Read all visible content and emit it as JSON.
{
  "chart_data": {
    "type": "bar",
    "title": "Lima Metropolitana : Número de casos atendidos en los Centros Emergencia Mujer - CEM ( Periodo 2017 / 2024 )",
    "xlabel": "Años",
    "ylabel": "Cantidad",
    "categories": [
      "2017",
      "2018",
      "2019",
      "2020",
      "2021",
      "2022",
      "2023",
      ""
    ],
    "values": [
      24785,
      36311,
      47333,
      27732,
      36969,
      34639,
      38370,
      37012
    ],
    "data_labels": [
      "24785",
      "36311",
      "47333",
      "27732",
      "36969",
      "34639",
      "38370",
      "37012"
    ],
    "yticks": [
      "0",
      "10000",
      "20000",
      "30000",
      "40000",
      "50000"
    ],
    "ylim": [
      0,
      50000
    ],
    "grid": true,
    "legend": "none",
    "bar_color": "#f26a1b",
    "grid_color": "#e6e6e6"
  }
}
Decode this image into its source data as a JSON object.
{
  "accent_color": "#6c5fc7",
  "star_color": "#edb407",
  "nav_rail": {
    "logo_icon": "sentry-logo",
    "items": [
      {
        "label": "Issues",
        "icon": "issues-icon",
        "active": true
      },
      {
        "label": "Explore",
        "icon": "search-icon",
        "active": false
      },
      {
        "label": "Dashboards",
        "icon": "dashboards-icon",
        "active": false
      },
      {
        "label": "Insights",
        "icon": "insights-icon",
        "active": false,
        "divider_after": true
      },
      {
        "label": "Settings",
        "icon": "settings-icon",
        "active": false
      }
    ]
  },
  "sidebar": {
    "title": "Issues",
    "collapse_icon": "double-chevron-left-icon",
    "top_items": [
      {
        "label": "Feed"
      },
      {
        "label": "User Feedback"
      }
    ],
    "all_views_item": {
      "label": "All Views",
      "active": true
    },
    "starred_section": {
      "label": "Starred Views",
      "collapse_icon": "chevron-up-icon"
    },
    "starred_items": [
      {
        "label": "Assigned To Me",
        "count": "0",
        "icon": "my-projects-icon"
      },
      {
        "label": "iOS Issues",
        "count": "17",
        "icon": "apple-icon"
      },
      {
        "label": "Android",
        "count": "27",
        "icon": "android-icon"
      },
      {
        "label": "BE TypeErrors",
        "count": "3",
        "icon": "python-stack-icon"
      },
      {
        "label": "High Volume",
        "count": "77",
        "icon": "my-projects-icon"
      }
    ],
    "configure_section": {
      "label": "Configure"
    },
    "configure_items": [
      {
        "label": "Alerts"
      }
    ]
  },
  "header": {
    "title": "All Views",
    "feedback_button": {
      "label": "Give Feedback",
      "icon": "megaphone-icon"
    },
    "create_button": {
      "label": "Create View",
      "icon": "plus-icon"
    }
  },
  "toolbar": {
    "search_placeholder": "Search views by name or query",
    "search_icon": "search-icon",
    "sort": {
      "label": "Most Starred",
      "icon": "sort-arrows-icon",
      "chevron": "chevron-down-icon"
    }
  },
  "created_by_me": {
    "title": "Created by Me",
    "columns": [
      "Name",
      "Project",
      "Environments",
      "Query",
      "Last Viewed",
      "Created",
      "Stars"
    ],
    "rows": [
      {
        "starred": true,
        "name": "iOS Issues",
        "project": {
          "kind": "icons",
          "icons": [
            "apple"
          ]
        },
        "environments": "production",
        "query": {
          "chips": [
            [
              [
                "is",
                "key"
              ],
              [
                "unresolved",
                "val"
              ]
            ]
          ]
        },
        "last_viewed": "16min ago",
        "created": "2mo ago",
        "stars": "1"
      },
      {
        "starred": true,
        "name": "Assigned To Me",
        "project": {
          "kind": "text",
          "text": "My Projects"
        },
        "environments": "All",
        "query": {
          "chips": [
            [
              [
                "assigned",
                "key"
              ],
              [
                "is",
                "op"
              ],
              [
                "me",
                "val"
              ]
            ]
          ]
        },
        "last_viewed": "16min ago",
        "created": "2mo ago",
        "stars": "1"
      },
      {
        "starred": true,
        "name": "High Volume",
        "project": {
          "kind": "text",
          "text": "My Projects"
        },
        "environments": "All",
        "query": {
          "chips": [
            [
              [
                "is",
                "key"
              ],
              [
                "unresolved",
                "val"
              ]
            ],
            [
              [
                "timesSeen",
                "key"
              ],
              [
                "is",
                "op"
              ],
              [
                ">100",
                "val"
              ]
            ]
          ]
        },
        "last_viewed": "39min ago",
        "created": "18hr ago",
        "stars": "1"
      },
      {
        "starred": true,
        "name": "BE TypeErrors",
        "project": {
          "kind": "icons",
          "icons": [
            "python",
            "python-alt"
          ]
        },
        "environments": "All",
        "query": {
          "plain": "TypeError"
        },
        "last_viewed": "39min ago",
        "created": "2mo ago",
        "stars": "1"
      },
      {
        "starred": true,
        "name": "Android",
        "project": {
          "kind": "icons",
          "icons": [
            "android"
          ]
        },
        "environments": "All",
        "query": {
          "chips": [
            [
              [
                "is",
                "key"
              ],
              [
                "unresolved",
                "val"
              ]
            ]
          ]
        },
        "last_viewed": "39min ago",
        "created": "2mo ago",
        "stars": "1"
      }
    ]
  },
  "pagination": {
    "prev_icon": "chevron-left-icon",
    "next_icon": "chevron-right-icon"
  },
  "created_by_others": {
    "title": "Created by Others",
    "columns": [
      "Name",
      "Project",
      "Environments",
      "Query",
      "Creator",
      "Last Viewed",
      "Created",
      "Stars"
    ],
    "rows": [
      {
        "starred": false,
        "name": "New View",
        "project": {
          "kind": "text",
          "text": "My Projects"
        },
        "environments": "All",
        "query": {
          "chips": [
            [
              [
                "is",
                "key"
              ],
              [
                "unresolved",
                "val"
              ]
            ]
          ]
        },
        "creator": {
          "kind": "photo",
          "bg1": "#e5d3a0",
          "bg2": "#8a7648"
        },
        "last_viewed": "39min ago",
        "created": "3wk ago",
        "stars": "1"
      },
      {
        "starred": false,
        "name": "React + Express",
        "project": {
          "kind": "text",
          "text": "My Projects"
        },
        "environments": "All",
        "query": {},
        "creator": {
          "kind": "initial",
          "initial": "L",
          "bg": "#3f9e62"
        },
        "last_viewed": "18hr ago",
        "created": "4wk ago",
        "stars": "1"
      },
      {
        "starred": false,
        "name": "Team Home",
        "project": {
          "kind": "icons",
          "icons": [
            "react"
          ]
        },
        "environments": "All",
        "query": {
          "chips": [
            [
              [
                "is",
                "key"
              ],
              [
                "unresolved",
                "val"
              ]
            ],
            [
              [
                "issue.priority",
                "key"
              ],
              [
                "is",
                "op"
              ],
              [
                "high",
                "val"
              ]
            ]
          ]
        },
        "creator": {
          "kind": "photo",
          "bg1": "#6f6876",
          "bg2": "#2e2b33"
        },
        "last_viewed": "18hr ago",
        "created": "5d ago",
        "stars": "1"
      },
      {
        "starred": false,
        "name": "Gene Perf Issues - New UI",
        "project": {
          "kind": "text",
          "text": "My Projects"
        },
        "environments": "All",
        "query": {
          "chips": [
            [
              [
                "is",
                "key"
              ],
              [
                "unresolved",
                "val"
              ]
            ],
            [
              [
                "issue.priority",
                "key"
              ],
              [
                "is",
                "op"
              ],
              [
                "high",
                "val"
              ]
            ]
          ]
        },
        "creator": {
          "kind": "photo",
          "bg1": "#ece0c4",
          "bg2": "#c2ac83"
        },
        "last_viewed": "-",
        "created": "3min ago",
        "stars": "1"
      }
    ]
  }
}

═══

**TASK DESCRIPTION**
Extract lines where the string "chevron" occurs.

**SOLUTION TO THIS EXERCISE**
    "collapse_icon": "double-chevron-left-icon",
      "collapse_icon": "chevron-up-icon"
      "chevron": "chevron-down-icon"
    "prev_icon": "chevron-left-icon",
    "next_icon": "chevron-right-icon"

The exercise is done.